(Extracted records)

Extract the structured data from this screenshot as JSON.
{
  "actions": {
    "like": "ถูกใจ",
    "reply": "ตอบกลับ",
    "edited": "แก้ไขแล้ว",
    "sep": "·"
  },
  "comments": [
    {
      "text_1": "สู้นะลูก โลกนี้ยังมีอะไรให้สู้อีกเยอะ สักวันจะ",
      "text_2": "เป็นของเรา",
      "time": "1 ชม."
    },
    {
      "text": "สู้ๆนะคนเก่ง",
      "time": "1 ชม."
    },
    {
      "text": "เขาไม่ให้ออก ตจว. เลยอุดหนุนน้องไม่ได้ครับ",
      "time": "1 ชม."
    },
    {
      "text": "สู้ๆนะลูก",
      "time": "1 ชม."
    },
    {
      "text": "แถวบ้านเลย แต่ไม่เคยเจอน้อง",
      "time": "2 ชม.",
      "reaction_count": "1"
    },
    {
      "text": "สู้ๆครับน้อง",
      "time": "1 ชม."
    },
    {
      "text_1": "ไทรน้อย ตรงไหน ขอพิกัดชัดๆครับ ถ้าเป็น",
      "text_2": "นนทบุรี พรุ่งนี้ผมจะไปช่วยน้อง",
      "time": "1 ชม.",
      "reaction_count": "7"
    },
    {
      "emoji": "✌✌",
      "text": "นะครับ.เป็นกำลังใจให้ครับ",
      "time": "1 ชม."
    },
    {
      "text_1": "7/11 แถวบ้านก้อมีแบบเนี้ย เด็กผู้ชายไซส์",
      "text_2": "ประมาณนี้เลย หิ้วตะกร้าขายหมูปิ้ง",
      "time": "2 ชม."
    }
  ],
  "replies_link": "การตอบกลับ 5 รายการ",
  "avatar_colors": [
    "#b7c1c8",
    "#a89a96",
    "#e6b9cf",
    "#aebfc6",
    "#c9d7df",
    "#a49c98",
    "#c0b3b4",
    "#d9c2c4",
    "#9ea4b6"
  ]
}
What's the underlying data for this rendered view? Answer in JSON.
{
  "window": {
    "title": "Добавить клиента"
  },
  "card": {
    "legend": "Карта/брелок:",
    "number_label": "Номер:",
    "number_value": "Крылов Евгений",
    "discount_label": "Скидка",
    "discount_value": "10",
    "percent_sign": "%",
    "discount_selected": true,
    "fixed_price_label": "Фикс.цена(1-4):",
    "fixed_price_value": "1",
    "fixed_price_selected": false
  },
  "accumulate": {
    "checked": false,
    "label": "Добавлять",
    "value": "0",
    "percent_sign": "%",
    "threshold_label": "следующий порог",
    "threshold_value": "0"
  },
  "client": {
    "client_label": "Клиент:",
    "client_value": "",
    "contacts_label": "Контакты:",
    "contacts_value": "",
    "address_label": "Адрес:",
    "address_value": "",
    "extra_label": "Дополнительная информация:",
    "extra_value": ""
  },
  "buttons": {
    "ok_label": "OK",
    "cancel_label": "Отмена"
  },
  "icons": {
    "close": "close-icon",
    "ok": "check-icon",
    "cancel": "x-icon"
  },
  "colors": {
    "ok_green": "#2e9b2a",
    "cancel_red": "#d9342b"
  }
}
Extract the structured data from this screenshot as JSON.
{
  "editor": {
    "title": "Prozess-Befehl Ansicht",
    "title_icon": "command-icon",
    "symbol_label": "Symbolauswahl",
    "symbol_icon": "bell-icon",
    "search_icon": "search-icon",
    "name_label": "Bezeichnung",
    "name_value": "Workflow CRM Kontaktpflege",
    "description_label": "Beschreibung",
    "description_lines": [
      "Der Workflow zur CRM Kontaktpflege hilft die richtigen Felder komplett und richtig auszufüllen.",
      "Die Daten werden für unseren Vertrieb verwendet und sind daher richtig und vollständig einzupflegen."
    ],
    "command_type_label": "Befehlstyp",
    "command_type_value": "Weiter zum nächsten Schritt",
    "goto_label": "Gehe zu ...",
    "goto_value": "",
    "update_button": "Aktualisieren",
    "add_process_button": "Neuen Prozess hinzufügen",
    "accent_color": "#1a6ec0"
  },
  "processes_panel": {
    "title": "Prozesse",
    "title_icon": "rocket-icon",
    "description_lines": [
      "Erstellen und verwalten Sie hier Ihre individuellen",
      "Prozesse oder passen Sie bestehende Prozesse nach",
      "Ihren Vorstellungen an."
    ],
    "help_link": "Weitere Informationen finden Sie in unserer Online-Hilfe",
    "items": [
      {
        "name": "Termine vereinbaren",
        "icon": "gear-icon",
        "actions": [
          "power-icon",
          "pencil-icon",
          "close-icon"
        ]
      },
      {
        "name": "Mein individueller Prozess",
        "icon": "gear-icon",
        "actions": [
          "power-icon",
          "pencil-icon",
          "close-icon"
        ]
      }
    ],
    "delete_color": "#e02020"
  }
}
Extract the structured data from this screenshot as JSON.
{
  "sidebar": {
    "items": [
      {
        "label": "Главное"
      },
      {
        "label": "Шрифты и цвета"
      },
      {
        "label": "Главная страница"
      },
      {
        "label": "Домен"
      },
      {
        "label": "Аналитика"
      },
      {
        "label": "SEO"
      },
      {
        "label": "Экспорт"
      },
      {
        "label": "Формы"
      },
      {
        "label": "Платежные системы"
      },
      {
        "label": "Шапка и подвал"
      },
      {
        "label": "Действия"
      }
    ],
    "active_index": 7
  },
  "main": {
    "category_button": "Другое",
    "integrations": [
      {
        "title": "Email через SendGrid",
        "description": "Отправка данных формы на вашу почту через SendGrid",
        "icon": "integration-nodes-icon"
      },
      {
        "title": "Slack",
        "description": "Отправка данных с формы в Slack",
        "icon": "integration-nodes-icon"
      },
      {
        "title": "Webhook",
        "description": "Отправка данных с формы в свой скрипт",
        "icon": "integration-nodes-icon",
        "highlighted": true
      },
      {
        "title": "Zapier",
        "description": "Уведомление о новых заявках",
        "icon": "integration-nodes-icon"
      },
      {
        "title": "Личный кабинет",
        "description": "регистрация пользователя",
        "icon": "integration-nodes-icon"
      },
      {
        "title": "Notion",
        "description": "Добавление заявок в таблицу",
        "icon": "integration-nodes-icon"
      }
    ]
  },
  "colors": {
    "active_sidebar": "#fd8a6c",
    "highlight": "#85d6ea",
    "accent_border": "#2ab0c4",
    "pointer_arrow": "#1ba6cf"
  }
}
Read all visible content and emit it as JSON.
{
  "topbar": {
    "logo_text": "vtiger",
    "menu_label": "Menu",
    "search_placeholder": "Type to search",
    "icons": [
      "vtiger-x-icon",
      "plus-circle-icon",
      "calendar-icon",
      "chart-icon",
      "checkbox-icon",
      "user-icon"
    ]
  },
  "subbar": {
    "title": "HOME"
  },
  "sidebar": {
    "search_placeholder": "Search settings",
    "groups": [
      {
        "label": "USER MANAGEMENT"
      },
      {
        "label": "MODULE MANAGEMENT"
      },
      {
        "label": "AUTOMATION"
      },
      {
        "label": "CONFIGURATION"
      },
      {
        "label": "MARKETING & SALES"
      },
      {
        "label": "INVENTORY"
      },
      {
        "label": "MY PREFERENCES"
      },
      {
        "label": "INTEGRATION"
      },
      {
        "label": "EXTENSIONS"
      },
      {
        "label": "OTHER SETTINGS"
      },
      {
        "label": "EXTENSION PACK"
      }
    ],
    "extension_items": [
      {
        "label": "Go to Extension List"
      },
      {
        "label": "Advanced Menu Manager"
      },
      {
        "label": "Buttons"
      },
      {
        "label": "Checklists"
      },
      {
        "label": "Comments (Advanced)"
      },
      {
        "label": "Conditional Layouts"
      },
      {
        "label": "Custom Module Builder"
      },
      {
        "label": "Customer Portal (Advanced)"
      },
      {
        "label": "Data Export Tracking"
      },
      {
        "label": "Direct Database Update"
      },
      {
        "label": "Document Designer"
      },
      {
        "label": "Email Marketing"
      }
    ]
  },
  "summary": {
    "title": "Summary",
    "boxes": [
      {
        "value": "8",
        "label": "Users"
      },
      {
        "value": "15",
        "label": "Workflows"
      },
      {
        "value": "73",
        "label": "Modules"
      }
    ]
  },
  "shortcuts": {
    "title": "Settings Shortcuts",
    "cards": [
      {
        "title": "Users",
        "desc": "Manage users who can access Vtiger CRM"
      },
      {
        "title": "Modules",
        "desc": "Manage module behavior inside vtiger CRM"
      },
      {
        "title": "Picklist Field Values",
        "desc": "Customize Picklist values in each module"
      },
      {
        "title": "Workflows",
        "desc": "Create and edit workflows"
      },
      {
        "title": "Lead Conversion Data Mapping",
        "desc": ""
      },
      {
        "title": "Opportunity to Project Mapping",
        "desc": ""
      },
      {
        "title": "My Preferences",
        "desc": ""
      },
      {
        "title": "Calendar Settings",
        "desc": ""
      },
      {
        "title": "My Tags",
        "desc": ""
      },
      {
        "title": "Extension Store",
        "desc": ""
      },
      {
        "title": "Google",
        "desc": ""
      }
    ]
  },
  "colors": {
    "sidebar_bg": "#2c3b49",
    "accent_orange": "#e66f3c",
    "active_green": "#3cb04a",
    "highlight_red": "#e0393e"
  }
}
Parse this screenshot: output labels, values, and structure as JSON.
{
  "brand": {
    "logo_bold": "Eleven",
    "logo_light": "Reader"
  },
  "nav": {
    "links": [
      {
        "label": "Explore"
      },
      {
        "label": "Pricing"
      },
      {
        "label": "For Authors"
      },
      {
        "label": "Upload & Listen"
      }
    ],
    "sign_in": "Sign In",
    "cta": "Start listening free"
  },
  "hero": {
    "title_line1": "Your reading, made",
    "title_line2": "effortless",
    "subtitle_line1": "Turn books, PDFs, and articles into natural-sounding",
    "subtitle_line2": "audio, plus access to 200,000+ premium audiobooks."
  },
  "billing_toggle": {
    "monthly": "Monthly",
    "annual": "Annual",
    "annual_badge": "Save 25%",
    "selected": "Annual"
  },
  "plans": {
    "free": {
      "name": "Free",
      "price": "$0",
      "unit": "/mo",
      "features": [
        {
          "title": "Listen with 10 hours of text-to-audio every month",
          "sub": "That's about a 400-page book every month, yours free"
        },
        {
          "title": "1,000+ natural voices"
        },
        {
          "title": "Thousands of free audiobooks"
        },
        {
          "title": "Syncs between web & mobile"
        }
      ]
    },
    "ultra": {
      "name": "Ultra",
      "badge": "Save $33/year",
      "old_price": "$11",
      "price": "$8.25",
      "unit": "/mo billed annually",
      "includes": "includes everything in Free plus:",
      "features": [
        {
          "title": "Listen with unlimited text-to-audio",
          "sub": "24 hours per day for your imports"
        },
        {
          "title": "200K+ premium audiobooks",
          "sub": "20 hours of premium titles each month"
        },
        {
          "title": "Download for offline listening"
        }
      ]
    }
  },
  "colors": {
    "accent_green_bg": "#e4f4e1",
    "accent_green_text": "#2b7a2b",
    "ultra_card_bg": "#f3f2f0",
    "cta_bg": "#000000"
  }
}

■ Given task ■
Using the listing above, locate the lines that hold "true" and copy each one.

■ Solution to this exercise ■
    "discount_selected": true,
        "highlighted": true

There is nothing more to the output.